#### [TASK TO COMPLETE]
Return every line of the data below that includes the string "absorption".

>> begin GIVEN DATA

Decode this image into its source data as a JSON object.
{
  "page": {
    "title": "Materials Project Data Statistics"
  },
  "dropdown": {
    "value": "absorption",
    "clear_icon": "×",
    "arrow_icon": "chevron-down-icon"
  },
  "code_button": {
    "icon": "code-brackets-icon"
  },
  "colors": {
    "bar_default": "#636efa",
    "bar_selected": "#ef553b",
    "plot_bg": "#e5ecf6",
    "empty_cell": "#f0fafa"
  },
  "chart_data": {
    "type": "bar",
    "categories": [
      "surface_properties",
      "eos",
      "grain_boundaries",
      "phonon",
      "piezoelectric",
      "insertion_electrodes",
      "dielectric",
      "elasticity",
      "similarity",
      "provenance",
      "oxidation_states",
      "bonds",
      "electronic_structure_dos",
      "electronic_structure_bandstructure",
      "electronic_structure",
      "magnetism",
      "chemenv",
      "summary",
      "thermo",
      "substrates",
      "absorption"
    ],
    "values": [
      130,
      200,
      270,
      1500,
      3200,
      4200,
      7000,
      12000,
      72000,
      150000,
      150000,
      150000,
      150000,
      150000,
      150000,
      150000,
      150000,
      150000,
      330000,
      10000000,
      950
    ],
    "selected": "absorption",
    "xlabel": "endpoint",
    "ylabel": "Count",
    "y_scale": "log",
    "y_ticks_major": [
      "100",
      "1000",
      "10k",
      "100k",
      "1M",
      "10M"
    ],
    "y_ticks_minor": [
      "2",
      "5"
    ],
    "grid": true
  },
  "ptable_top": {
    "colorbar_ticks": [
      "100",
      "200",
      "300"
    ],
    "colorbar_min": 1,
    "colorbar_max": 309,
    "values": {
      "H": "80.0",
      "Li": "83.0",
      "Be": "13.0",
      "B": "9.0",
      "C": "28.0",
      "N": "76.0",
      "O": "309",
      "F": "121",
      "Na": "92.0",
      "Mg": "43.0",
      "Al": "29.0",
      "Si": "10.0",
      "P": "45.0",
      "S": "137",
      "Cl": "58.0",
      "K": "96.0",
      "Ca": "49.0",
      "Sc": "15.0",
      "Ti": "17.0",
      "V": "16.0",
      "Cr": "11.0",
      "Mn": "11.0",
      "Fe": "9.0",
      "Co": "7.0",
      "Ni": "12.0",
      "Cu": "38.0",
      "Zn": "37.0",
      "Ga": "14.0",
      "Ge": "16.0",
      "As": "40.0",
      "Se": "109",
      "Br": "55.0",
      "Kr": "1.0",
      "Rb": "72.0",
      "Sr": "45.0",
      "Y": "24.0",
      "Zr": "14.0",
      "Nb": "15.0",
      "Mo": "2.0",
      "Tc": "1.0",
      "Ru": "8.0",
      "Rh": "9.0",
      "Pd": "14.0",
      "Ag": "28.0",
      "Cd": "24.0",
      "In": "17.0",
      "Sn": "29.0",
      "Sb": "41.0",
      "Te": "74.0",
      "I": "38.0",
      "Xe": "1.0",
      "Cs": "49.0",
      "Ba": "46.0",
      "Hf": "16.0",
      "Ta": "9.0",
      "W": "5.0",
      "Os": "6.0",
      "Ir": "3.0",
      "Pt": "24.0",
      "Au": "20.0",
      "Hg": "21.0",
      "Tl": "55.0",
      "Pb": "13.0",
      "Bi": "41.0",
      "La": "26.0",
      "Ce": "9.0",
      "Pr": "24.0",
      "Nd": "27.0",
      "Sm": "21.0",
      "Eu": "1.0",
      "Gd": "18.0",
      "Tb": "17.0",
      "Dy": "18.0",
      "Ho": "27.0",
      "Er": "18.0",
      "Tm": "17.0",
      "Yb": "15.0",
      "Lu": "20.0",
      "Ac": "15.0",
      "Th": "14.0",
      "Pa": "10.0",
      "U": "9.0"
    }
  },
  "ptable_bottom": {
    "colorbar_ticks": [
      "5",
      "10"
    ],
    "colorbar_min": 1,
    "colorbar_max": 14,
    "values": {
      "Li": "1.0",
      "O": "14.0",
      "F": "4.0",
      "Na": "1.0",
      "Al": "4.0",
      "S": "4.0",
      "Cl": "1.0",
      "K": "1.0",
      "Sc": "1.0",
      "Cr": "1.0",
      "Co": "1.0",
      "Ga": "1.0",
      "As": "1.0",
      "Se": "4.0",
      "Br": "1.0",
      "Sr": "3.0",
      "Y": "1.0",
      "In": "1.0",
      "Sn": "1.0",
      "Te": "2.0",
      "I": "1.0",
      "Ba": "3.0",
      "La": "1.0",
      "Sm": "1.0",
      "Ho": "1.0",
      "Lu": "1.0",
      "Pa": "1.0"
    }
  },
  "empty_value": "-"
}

>> end GIVEN DATA

#### [RESULT OF THIS TASK]
    "value": "absorption",
      "absorption"
    "selected": "absorption",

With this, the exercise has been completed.